I riti del Natale per scacciare le solitudini

Luminarie, alberi di Natale, presepi e pranzi in famiglia


Camerano, 8 dicembre 2022 – Ma cos’è che davvero ci spinge l’8 dicembre a decorare le nostre case con luminarie sulle siepi o sulle ringhiere dei balconi, alberi di Natale e presepi? Cosa ci muove davvero, quando corriamo per negozi con la lista dei regali da fare a mogli, mariti, figli, parenti vari, amici, vicini di casa? O, sempre con la lista in mano, ci fiondiamo nei centri commerciali per acquistare una montagna di leccornie che addolciranno e arricchiranno i pranzi della Vigilia, di Natale, di Capodanno?

Certo, c’è chi risolve tutto prenotando un tavolo al ristorante, ma non è la stessa cosa del passare le festività in famiglia, perché al ristorante certi riti familiari non si possono consumare, e le persone hanno un estremo bisogno di riti. Li cercano, li organizzano, li consumano i riti a seconda delle situazioni per non sentirsi soli. Per sentirsi coppia, famiglia, comunità. Per sentirsi vivi, necessari, per sentirsi amati. E quando ami qualcuno glielo devi dire guardandolo/la negli occhi, sfiorandolo/la con una carezza.

Elementi memorizzati
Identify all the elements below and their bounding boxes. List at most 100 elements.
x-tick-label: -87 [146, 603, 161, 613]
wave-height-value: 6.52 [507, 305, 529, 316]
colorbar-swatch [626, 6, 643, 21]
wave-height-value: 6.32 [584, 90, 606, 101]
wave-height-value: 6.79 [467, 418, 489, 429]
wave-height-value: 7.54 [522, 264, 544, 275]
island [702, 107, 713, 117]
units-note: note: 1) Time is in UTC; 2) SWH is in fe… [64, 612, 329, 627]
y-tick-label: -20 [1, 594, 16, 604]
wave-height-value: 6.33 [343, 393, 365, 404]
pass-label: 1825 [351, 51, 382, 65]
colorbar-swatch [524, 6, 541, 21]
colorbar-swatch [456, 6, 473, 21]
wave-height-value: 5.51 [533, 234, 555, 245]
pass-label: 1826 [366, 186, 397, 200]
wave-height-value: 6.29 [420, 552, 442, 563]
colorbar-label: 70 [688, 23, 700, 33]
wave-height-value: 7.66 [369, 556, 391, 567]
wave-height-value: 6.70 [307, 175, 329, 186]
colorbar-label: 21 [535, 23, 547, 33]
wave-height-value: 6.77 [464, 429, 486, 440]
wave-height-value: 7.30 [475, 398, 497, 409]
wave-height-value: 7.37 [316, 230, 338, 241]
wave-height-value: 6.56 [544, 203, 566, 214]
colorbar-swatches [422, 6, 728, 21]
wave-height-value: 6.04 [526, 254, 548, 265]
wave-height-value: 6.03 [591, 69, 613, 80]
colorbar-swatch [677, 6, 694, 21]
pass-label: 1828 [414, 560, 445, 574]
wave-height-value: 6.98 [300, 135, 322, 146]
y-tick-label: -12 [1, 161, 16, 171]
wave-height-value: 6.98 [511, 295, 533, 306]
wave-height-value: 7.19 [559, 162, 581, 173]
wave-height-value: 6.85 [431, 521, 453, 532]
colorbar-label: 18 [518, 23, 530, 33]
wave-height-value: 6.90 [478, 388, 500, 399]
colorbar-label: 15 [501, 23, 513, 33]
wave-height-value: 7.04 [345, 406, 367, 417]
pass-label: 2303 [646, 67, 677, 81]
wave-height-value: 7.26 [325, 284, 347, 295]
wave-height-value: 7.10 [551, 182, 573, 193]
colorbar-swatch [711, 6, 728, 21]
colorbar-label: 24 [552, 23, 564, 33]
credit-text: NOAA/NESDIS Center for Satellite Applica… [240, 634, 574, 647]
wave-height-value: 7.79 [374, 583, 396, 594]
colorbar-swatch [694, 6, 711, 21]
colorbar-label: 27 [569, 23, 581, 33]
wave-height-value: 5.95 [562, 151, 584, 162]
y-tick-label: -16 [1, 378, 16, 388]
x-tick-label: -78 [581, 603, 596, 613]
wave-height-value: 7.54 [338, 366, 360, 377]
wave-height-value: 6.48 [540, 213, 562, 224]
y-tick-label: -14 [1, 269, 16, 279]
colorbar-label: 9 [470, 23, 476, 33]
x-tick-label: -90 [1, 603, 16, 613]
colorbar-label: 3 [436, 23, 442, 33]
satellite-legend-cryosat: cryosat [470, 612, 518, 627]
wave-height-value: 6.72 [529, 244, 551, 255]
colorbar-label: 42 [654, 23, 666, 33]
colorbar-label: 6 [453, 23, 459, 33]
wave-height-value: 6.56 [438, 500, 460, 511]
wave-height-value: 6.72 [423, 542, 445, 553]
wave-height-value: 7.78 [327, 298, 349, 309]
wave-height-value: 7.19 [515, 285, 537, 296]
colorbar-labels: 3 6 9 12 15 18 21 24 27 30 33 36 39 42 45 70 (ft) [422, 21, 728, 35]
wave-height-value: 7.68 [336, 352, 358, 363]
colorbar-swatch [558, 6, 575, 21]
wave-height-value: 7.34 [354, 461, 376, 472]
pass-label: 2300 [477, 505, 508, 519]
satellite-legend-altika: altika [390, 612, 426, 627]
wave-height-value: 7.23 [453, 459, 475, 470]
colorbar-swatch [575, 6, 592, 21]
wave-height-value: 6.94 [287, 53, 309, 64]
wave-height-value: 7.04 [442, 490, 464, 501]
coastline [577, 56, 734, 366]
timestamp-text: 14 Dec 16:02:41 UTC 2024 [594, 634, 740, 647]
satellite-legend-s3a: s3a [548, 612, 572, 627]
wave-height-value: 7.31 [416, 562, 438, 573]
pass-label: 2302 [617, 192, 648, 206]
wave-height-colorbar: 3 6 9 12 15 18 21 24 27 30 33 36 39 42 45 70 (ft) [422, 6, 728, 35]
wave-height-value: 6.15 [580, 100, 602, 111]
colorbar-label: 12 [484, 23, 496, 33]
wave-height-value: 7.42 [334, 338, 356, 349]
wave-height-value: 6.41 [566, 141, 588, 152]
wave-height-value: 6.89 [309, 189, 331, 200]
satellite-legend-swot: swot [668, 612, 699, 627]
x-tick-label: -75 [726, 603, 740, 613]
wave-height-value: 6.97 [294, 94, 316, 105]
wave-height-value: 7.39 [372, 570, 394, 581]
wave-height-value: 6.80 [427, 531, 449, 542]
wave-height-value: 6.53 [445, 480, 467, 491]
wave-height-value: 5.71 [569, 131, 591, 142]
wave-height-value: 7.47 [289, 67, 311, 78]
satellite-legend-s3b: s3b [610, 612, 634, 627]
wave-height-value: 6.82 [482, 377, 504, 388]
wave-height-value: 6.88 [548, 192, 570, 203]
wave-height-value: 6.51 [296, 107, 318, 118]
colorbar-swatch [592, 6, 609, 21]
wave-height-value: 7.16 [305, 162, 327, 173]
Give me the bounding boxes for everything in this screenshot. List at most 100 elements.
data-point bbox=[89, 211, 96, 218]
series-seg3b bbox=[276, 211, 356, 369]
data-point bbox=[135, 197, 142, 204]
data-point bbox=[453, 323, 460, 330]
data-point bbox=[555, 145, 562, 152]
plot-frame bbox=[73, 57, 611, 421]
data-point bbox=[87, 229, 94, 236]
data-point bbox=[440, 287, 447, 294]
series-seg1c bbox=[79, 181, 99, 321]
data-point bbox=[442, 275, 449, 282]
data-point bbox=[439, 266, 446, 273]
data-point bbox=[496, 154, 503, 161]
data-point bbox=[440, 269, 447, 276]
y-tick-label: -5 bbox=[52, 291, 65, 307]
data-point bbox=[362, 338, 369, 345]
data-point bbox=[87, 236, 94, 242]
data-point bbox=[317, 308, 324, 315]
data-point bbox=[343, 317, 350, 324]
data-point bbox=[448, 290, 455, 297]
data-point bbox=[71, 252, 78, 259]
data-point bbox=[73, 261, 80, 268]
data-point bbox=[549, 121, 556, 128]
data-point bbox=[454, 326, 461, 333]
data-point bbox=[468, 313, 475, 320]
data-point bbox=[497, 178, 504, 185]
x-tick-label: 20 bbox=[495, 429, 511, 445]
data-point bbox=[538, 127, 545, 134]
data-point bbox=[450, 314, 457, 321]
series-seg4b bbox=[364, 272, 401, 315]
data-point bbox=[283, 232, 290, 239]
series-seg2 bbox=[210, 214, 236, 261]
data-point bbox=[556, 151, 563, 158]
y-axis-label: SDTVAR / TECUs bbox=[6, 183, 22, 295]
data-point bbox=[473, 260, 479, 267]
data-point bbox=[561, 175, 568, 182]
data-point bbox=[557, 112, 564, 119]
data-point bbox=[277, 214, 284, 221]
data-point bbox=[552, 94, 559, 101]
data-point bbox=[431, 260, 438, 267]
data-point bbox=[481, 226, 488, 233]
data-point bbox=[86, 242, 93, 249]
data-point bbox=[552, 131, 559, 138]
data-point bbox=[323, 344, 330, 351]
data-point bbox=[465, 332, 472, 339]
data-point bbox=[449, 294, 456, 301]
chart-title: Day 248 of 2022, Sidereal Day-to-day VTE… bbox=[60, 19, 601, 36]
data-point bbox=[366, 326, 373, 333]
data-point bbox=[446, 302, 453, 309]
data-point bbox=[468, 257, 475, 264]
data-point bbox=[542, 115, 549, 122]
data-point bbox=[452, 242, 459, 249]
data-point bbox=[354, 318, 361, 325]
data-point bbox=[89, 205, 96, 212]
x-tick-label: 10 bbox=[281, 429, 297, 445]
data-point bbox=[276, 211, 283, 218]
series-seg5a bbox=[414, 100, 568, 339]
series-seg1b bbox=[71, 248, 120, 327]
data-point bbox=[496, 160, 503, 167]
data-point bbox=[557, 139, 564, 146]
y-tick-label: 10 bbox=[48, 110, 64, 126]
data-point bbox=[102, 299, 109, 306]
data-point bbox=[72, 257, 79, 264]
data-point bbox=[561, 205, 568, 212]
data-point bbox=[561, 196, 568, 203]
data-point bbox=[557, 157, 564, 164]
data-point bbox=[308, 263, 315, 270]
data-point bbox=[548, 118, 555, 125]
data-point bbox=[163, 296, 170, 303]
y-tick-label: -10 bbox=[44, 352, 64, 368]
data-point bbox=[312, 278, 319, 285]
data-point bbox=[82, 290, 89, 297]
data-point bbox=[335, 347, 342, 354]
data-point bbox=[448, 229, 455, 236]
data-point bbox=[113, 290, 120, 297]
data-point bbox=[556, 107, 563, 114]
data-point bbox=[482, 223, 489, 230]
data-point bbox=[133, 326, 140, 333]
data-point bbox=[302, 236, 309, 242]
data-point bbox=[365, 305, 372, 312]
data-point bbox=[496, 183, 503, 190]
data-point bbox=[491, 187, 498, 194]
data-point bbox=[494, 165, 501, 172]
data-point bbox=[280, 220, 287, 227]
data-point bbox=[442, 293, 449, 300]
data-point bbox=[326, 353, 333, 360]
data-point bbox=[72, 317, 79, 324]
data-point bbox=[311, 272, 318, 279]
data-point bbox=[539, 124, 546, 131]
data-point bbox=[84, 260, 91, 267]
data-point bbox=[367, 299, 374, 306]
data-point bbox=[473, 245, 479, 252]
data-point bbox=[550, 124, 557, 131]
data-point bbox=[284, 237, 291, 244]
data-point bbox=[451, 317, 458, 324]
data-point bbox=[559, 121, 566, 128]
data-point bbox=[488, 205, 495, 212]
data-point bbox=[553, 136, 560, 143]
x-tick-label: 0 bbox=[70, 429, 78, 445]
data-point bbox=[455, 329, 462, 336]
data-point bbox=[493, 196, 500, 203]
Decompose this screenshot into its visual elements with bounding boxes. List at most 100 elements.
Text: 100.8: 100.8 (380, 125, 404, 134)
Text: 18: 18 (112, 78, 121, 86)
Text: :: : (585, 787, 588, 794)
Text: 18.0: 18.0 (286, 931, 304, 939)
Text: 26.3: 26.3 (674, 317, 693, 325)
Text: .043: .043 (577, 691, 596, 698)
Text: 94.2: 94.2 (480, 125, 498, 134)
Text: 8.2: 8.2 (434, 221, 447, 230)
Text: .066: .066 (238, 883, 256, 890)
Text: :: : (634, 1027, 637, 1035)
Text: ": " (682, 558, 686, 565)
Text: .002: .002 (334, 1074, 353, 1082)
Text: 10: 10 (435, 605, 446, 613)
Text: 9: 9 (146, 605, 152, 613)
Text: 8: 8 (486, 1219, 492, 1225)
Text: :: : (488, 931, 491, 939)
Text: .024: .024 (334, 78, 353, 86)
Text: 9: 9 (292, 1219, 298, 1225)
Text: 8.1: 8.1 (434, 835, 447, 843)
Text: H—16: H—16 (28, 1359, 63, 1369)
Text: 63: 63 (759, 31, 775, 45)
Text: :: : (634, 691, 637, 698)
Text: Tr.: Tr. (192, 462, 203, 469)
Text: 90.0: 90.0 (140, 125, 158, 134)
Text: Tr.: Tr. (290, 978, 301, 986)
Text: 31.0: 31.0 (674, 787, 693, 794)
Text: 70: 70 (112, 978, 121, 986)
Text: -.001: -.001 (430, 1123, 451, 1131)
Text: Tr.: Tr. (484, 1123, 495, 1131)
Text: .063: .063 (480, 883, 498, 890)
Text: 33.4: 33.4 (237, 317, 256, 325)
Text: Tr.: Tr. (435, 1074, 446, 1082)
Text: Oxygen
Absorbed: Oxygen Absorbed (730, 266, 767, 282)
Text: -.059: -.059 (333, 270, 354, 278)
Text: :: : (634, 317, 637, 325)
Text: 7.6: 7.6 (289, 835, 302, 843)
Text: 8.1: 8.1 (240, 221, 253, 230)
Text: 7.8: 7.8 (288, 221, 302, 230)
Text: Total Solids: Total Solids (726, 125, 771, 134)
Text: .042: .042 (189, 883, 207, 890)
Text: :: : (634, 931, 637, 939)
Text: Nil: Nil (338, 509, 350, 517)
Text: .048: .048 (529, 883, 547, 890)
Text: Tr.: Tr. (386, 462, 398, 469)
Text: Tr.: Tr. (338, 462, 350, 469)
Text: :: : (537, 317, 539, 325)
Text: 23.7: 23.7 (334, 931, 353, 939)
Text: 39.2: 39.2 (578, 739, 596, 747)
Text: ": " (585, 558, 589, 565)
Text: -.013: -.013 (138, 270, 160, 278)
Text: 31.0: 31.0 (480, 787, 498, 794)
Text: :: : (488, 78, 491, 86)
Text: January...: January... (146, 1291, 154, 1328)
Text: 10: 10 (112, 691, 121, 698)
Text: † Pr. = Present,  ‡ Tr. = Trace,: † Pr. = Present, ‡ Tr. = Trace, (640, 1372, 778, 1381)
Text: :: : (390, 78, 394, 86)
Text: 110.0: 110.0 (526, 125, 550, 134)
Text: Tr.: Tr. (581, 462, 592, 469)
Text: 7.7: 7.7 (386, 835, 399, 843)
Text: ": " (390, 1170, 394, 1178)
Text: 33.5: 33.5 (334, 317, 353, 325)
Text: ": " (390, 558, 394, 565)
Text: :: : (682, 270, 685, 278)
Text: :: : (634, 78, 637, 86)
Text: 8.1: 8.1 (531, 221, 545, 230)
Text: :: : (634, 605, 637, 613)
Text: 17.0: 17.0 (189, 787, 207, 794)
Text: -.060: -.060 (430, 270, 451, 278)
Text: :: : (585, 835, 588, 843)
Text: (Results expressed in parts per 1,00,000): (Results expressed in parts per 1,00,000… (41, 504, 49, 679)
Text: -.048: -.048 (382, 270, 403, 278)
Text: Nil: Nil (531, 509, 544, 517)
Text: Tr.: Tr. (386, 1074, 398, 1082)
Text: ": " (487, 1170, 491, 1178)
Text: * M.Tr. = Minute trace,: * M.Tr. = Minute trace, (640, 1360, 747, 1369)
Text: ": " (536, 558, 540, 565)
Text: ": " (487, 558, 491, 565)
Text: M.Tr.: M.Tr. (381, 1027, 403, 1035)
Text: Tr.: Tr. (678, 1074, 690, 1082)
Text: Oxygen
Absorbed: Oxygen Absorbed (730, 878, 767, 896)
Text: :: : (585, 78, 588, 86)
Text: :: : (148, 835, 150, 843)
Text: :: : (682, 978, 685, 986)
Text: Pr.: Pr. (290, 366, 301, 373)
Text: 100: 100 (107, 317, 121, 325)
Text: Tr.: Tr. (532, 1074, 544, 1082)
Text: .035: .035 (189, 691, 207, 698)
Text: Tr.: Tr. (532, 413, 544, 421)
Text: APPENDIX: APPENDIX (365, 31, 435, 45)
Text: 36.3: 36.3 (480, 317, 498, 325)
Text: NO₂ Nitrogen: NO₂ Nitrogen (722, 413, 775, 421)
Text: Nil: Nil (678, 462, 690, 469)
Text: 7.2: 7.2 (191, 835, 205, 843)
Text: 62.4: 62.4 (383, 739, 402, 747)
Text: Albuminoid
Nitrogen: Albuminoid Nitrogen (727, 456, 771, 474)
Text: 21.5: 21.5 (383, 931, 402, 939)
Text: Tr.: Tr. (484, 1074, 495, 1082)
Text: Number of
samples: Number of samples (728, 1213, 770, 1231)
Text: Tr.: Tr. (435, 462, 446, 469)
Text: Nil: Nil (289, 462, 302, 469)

**Consegna**
Prosegui l'articolo sui riti del Natale contro la solitudine, partendo dalla frase che segue l'ultima riportata.

**Esito dell'esercizio**
La popolazione mondiale sta per raggiungere gli otto miliardi di esseri umani con, in alcuni casi, sovraffollamenti difficili da gestire. Nonostante ciò, gli esseri umani si sentono sempre più soli – si comportano e vivono, sempre più, coniugando le più svariate forme della solitudine. E forse è proprio per questo che rincorrono e coltivano i riti come quello del Natale, per scacciare – almeno per qualche giorno – quella endemica angoscia prodotta dalla solitudine che non confesseranno mai, ma che si portano dentro dalla nascita nascosta fra l’anima ed il cuore.

Con l’avvento dei social, poi, le solitudini hanno subito un’impennata. Si passa sempre più tempo davanti ad uno schermo e una tastiera, a dialogare con una fotografia. Non si va più per negozi, e regali e prodotti si acquistano nella solitudine di una cameretta scegliendo attraverso un’immagine e confermando l’acquisto con un click. Nessun rumore, nessun odore o profumo, niente scambio di pareri o d’informazioni con un venditore o una commessa, solo un click.

Siamo sempre più maledettamente soli. Più lo siamo, meno accettiamo di confessarlo: difficile trovare le parole per comunicare agli altri un malessere così profondo; forse non esistono parole per dire a voce, guardandosi negli occhi: “abbiamo bisogno di noi, di viverci, di confidarci, di fidarci”. Così, senza parole, esorcizziamo l’angoscia prodotta dalla solitudine affidandoci all’esternazione delle luminarie, all’accensione dell’albero di Natale, all’acquisto dei regali e all’organizzazione di pranzi e cene. Consapevoli, nel profondo, che dopo Santo Stefano la magia svanirà. Ma va bene così. Sappiamo fin troppo bene che la felicità è effimera e dura pochi istanti. Allora, godiamoci questo istante possibilmente in famiglia. Per non sentirsi soli, per sentirsi vivi!